• WHAT THE EXERCISE ASKS:
Find and copy every line in the records that includes the string "较年初预算数增加".

===== MATERIAL PROVIDED =====

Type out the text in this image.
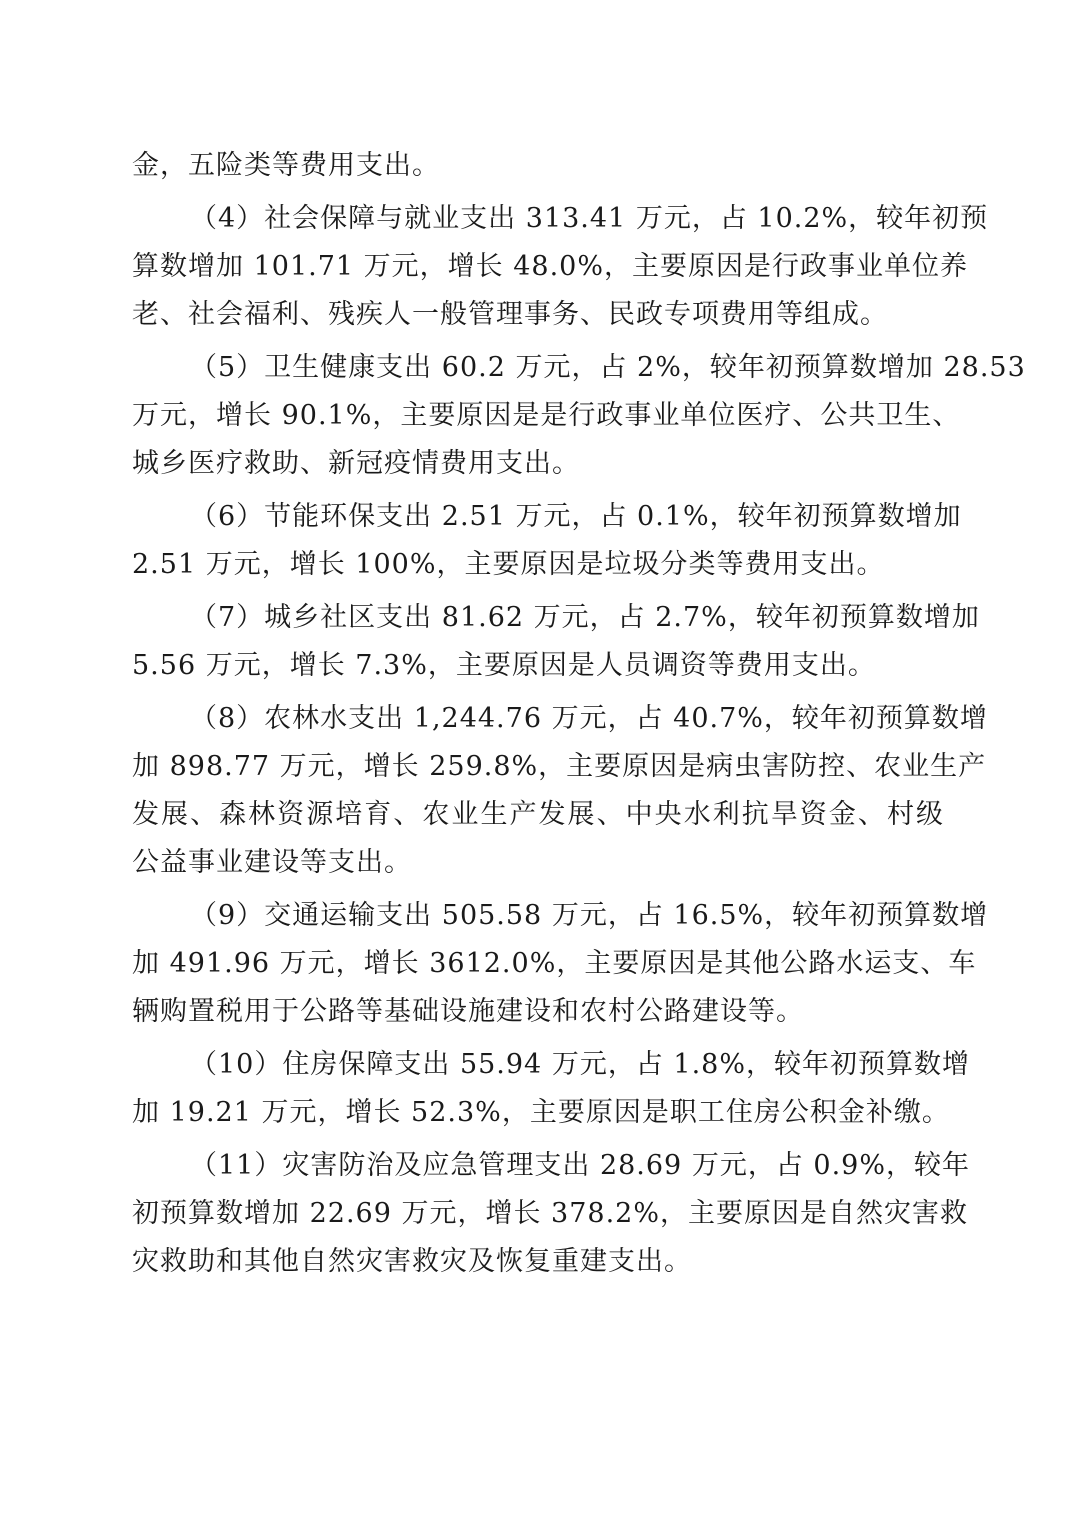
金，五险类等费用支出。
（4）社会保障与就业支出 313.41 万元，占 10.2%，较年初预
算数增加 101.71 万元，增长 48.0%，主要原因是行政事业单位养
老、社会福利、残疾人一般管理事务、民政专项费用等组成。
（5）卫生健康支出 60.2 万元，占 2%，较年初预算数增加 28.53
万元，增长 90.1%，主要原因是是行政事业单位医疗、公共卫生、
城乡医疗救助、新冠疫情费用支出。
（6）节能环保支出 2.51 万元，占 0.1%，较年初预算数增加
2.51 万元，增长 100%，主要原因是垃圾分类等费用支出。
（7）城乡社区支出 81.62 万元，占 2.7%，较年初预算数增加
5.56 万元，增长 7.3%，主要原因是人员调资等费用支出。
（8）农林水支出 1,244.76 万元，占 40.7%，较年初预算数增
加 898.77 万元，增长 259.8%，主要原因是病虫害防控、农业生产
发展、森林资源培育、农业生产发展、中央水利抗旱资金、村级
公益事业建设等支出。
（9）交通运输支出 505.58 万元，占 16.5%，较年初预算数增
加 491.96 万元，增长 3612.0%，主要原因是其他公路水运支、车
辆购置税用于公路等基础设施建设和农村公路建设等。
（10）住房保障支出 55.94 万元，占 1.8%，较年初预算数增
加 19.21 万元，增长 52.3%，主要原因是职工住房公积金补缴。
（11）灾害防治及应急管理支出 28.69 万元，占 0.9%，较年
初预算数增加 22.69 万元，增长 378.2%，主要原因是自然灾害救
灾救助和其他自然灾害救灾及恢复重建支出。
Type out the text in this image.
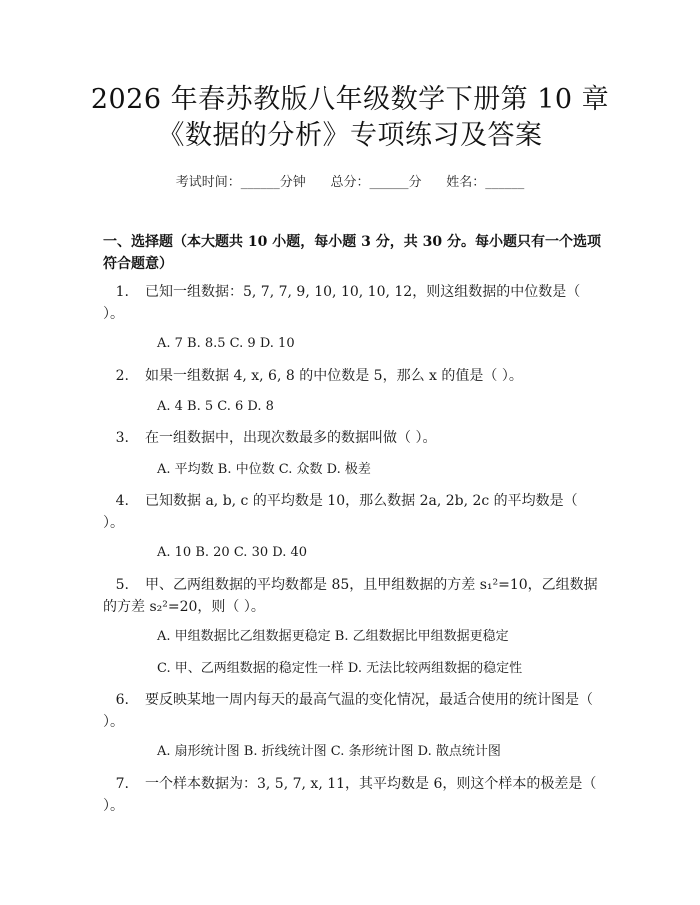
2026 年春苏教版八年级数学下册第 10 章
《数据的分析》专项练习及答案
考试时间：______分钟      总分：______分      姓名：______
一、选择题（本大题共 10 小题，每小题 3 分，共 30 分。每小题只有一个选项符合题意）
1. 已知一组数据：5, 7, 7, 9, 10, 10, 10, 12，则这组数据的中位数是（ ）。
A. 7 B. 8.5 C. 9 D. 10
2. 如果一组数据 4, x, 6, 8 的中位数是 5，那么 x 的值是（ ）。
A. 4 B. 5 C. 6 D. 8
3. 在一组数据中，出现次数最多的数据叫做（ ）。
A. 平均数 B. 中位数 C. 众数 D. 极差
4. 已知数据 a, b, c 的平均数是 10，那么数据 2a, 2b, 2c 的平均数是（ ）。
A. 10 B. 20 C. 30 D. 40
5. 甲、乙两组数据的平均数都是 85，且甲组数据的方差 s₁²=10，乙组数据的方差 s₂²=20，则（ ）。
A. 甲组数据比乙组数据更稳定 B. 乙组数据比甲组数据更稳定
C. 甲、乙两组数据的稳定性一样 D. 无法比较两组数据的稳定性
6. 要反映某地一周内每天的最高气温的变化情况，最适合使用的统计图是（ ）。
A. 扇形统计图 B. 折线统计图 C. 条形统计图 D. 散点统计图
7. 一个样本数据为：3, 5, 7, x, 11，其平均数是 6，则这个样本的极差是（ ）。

=====
===== MATERIAL PROVIDED =====

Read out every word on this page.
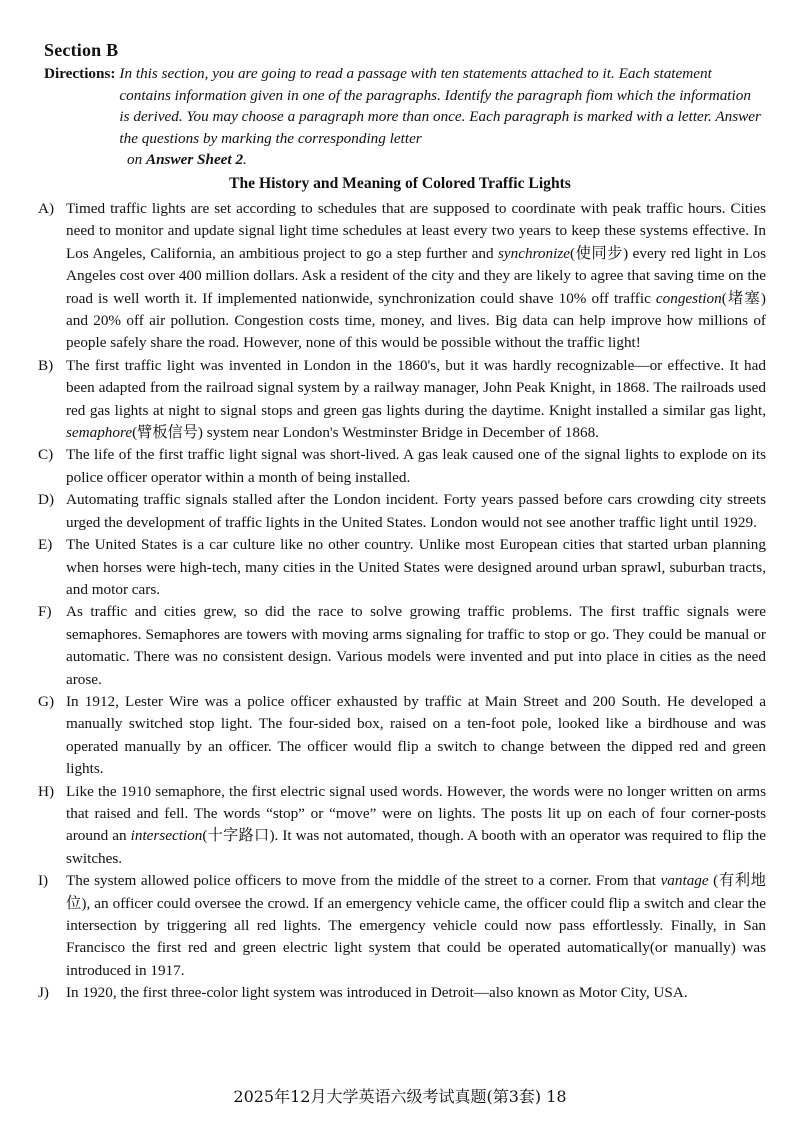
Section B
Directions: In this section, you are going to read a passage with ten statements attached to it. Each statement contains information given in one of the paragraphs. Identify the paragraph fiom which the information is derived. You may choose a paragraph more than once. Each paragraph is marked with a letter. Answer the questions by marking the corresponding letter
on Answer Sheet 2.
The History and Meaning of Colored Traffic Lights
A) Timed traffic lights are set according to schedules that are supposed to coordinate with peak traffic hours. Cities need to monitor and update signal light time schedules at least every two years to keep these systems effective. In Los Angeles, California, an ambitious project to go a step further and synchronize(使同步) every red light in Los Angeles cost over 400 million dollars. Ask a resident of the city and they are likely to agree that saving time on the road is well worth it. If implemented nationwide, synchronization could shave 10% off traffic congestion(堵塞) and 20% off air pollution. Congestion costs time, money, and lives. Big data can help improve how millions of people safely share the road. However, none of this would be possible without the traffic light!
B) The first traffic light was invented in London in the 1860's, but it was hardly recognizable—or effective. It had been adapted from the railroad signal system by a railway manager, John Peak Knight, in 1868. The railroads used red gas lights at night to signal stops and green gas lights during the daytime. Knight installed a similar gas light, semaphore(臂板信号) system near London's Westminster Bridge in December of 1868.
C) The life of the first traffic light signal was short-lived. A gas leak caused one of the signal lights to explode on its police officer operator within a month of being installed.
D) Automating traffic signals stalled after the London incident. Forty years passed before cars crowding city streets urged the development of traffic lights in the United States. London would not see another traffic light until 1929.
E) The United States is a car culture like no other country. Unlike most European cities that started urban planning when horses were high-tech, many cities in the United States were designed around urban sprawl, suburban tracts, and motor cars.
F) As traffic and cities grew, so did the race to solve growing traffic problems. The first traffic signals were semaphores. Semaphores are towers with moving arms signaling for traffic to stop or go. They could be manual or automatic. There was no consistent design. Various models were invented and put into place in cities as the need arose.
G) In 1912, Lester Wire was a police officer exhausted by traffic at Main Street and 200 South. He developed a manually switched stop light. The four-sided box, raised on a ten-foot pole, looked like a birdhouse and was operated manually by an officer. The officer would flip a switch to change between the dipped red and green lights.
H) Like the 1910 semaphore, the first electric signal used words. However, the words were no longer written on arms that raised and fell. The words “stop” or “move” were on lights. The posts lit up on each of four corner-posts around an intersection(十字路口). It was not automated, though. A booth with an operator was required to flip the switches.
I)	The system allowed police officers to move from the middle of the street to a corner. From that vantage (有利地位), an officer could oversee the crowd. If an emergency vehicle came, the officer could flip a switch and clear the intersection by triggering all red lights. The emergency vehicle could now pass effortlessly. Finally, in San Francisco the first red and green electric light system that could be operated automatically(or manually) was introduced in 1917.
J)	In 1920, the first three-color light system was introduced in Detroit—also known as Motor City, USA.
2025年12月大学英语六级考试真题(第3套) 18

=====
===== MATERIAL PROVIDED =====

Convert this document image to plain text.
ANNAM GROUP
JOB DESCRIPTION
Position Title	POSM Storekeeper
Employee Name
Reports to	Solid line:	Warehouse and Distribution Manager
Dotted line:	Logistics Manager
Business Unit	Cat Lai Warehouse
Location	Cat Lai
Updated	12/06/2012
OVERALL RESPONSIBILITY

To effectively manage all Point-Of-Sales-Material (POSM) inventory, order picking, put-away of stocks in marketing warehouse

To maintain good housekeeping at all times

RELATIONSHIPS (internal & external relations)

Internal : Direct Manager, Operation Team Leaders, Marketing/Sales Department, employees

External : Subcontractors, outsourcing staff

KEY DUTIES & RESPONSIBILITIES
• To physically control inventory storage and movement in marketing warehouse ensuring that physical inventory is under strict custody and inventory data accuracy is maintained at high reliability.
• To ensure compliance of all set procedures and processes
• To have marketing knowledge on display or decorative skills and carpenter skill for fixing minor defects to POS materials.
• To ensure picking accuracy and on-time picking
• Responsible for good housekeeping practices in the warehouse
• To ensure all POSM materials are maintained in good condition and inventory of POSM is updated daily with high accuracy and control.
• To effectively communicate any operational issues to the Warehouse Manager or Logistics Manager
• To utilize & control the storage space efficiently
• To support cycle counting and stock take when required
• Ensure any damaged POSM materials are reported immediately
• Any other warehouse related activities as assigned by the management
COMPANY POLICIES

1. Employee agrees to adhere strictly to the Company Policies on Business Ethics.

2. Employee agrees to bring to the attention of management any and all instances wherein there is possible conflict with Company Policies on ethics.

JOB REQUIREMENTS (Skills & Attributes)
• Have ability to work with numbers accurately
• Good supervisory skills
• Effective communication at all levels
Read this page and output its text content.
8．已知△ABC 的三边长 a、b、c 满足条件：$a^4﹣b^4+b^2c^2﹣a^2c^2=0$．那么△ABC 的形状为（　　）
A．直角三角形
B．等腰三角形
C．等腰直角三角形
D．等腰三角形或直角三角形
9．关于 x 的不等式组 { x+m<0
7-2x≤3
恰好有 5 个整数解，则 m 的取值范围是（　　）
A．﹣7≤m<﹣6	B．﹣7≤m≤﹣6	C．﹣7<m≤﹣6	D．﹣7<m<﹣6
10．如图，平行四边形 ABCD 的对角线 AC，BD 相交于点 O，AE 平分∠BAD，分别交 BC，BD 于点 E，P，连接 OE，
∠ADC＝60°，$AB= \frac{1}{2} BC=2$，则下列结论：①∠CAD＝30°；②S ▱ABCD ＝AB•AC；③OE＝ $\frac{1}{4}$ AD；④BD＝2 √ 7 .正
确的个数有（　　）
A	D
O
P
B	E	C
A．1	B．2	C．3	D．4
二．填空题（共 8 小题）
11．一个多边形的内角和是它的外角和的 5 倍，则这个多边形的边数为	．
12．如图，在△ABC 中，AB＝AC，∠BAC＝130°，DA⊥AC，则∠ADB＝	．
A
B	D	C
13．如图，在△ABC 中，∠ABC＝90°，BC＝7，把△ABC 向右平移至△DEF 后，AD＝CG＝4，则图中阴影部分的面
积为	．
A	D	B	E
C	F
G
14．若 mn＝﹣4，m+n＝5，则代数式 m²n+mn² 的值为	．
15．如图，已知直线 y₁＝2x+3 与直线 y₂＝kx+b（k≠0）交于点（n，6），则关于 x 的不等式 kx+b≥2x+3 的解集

=====

• REPLY TO THE TASK:
（5）卫生健康支出 60.2 万元，占 2%，较年初预算数增加 28.53
（6）节能环保支出 2.51 万元，占 0.1%，较年初预算数增加
（7）城乡社区支出 81.62 万元，占 2.7%，较年初预算数增加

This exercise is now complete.